== TASK BRIEF ==
Every record must come back unchanged, apart from the pictures, which are dropped.

== LISTED RECORDS ==

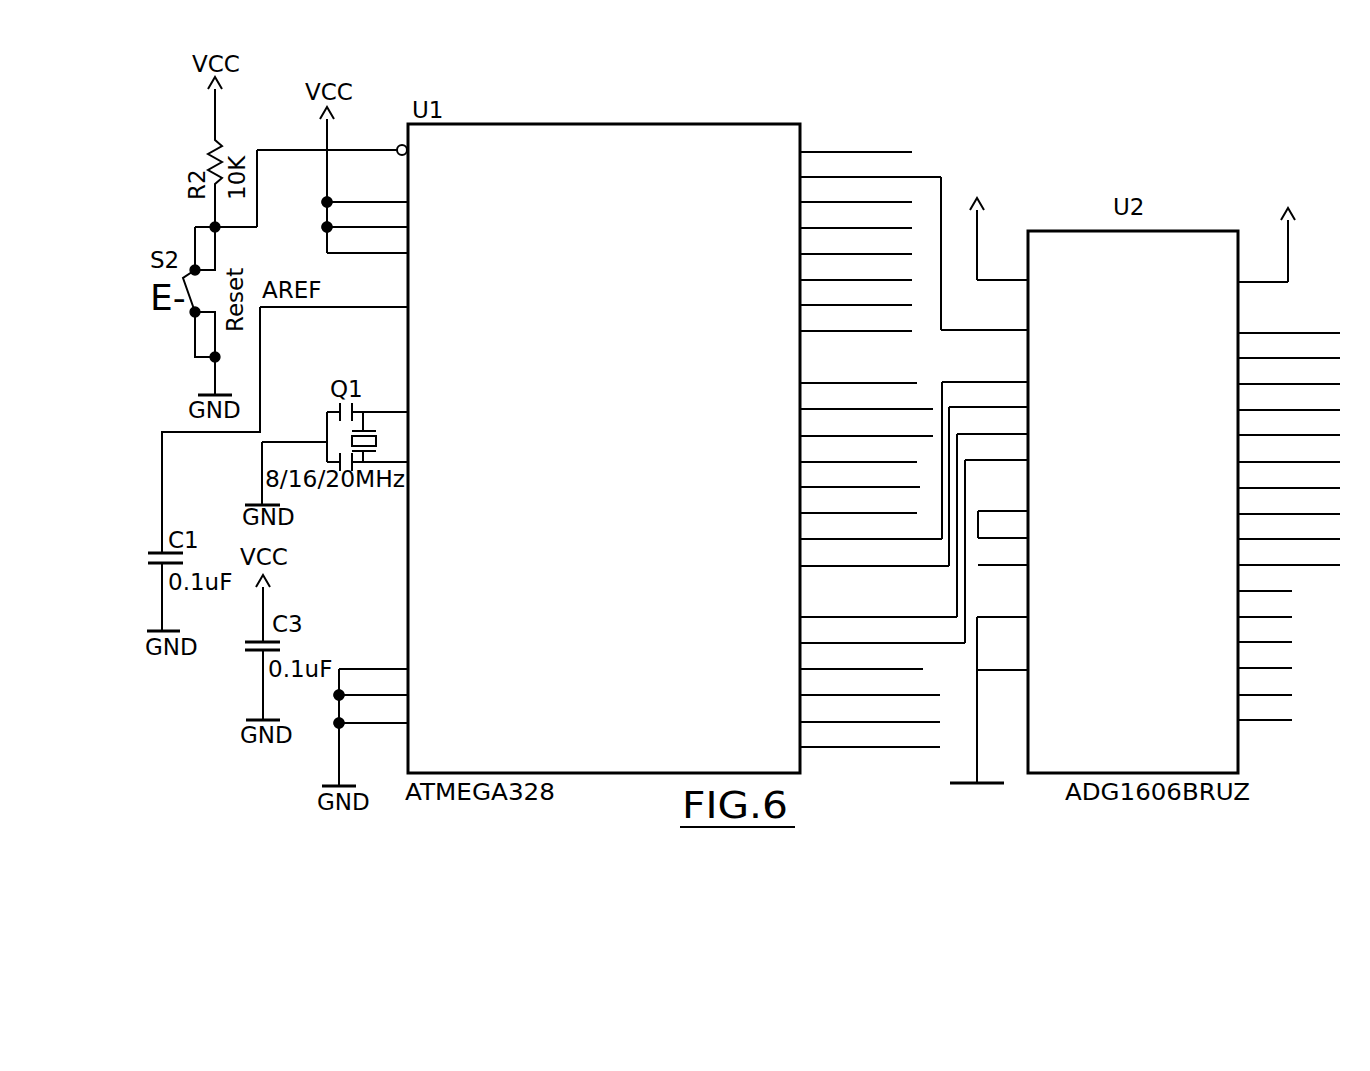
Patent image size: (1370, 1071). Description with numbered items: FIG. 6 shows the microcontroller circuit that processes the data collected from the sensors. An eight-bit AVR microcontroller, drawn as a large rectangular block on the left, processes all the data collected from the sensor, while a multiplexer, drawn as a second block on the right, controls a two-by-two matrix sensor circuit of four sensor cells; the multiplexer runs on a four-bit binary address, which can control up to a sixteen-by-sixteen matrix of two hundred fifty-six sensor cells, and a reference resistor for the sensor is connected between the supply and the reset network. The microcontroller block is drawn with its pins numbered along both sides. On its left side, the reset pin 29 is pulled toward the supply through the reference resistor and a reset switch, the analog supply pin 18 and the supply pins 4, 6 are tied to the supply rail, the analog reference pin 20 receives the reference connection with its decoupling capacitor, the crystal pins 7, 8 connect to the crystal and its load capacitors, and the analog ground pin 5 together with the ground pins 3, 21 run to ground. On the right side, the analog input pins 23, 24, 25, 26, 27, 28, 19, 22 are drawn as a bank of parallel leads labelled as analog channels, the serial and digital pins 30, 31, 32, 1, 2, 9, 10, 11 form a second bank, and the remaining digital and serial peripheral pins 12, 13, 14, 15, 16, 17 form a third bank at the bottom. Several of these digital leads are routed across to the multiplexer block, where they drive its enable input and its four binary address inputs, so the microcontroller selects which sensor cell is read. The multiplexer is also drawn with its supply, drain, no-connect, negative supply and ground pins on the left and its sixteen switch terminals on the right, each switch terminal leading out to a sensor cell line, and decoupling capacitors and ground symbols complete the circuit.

The U1 pin 1 PD3(INT1)/D3; U2 pin 1 VDD 1 is at (882, 322).
The U1 pin 2 PD4(XCK/T0)/D4; U2 pin 2 NC_ 2 is at (872, 499).
The U1 pin 3 GND; U2 pin 3 NC_ 3 is at (714, 608).
The U1 pin 4 VCC; U2 pin 4 S16 4 is at (807, 470).
The U1 pin 5 AGND; U2 pin 5 S15 5 is at (815, 678).
The U1 pin 6 VCC; U2 pin 6 S14 6 is at (809, 456).
The U1 pin 7 PB6(XTAL1/TOSC1); U2 pin 7 S13 7 is at (822, 523).
The U1 pin 8 PB7(XTAL2/TOSC2); U2 pin 8 S12 8 is at (822, 534).
The U1 pin 9 PD5(T1)/D5; U2 pin 9 S11 9 is at (997, 548).
The U1 pin 10 PD6(AIN0)/D6; U2 pin 10 S10/X9 10 is at (1008, 548).
The U1 pin 11 PD7(AIN1)/D7; U2 pin 11 S9/X8 11 is at (1008, 545).
The U1 pin 12 PB0(ICP)/D8; U2 pin 12 GND 12 is at (889, 637).
The U1 pin 13 PB1(OC1A)/D9; U2 pin 13 NC 13 is at (865, 595).
The U1 pin 14 PB2(SS/OC1B)/D10; U2 pin 14 A3 14 is at (845, 556).
The U1 pin 15 PB3(MOSI/OC2)/MOSI; U2 pin 15 A2 15 is at (838, 556).
The U1 pin 16 PB4(MISO)/MISO; U2 pin 16 A1 16 is at (866, 556).
The U1 pin 17 PB5(SCK)/SCK; U2 pin 17 A0 17 is at (873, 556).
The U1 pin 18 AVCC; U2 pin 18 EN 18 is at (695, 260).
The U1 pin 19 ADC6/A6; U2 pin 19 S1/X0 19 is at (1035, 312).
The U1 pin 20 AREF; U2 pin 20 S2/X1 20 is at (800, 325).
The U1 pin 21 GND; U2 pin 21 S3/X2 21 is at (837, 546).
The U1 pin 22 ADC7/A7; U2 pin 22 S4/X3 22 is at (1035, 365).
The U1 pin 23 PC0(ADC0)/A0; U2 pin 23 S5/X4 23 is at (1004, 289).
The U1 pin 24 PC1(ADC1)/A1; U2 pin 24 S6/X5 24 is at (1004, 314).
The U1 pin 25 PC2(ADC2)/A2; U2 pin 25 S7/X6 25 is at (1004, 339).
The U1 pin 26 PC3(ADC3)/A3; U2 pin 26 S8/X7 26 is at (1004, 366).
The U1 pin 27 PC4(ADC4/SDA)/A4; U2 pin 27 VSS 27 is at (835, 520).
The U1 pin 28 PC5(ADC5/SCL)/A5; U2 pin 28 D 28 is at (946, 237).
The U1 pin 29 PC6(/RESET) reset input 29 is at (415, 174).
The U1 pin 30 PD0(RXD)/RXI 30 is at (799, 375).
The U1 pin 31 PD1(TXD)/TXO 31 is at (808, 401).
The U1 pin 32 PD2(INT0)/D2 32 is at (805, 428).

== SOLUTION FOR THIS EXERCISE ==
Patent image size: (1370, 1071). Description with numbered items: FIG. 6 shows the microcontroller circuit that processes the data collected from the sensors. An eight-bit AVR microcontroller, drawn as a large rectangular block on the left, processes all the data collected from the sensor, while a multiplexer, drawn as a second block on the right, controls a two-by-two matrix sensor circuit of four sensor cells; the multiplexer runs on a four-bit binary address, which can control up to a sixteen-by-sixteen matrix of two hundred fifty-six sensor cells, and a reference resistor for the sensor is connected between the supply and the reset network. The microcontroller block is drawn with its pins numbered along both sides. On its left side, the reset pin 29 is pulled toward the supply through the reference resistor and a reset switch, the analog supply pin 18 and the supply pins 4, 6 are tied to the supply rail, the analog reference pin 20 receives the reference connection with its decoupling capacitor, the crystal pins 7, 8 connect to the crystal and its load capacitors, and the analog ground pin 5 together with the ground pins 3, 21 run to ground. On the right side, the analog input pins 23, 24, 25, 26, 27, 28, 19, 22 are drawn as a bank of parallel leads labelled as analog channels, the serial and digital pins 30, 31, 32, 1, 2, 9, 10, 11 form a second bank, and the remaining digital and serial peripheral pins 12, 13, 14, 15, 16, 17 form a third bank at the bottom. Several of these digital leads are routed across to the multiplexer block, where they drive its enable input and its four binary address inputs, so the microcontroller selects which sensor cell is read. The multiplexer is also drawn with its supply, drain, no-connect, negative supply and ground pins on the left and its sixteen switch terminals on the right, each switch terminal leading out to a sensor cell line, and decoupling capacitors and ground symbols complete the circuit.

The U1 pin 1 PD3(INT1)/D3; U2 pin 1 VDD 1 is at (882, 322).
The U1 pin 2 PD4(XCK/T0)/D4; U2 pin 2 NC_ 2 is at (872, 499).
The U1 pin 3 GND; U2 pin 3 NC_ 3 is at (714, 608).
The U1 pin 4 VCC; U2 pin 4 S16 4 is at (807, 470).
The U1 pin 5 AGND; U2 pin 5 S15 5 is at (815, 678).
The U1 pin 6 VCC; U2 pin 6 S14 6 is at (809, 456).
The U1 pin 7 PB6(XTAL1/TOSC1); U2 pin 7 S13 7 is at (822, 523).
The U1 pin 8 PB7(XTAL2/TOSC2); U2 pin 8 S12 8 is at (822, 534).
The U1 pin 9 PD5(T1)/D5; U2 pin 9 S11 9 is at (997, 548).
The U1 pin 10 PD6(AIN0)/D6; U2 pin 10 S10/X9 10 is at (1008, 548).
The U1 pin 11 PD7(AIN1)/D7; U2 pin 11 S9/X8 11 is at (1008, 545).
The U1 pin 12 PB0(ICP)/D8; U2 pin 12 GND 12 is at (889, 637).
The U1 pin 13 PB1(OC1A)/D9; U2 pin 13 NC 13 is at (865, 595).
The U1 pin 14 PB2(SS/OC1B)/D10; U2 pin 14 A3 14 is at (845, 556).
The U1 pin 15 PB3(MOSI/OC2)/MOSI; U2 pin 15 A2 15 is at (838, 556).
The U1 pin 16 PB4(MISO)/MISO; U2 pin 16 A1 16 is at (866, 556).
The U1 pin 17 PB5(SCK)/SCK; U2 pin 17 A0 17 is at (873, 556).
The U1 pin 18 AVCC; U2 pin 18 EN 18 is at (695, 260).
The U1 pin 19 ADC6/A6; U2 pin 19 S1/X0 19 is at (1035, 312).
The U1 pin 20 AREF; U2 pin 20 S2/X1 20 is at (800, 325).
The U1 pin 21 GND; U2 pin 21 S3/X2 21 is at (837, 546).
The U1 pin 22 ADC7/A7; U2 pin 22 S4/X3 22 is at (1035, 365).
The U1 pin 23 PC0(ADC0)/A0; U2 pin 23 S5/X4 23 is at (1004, 289).
The U1 pin 24 PC1(ADC1)/A1; U2 pin 24 S6/X5 24 is at (1004, 314).
The U1 pin 25 PC2(ADC2)/A2; U2 pin 25 S7/X6 25 is at (1004, 339).
The U1 pin 26 PC3(ADC3)/A3; U2 pin 26 S8/X7 26 is at (1004, 366).
The U1 pin 27 PC4(ADC4/SDA)/A4; U2 pin 27 VSS 27 is at (835, 520).
The U1 pin 28 PC5(ADC5/SCL)/A5; U2 pin 28 D 28 is at (946, 237).
The U1 pin 29 PC6(/RESET) reset input 29 is at (415, 174).
The U1 pin 30 PD0(RXD)/RXI 30 is at (799, 375).
The U1 pin 31 PD1(TXD)/TXO 31 is at (808, 401).
The U1 pin 32 PD2(INT0)/D2 32 is at (805, 428).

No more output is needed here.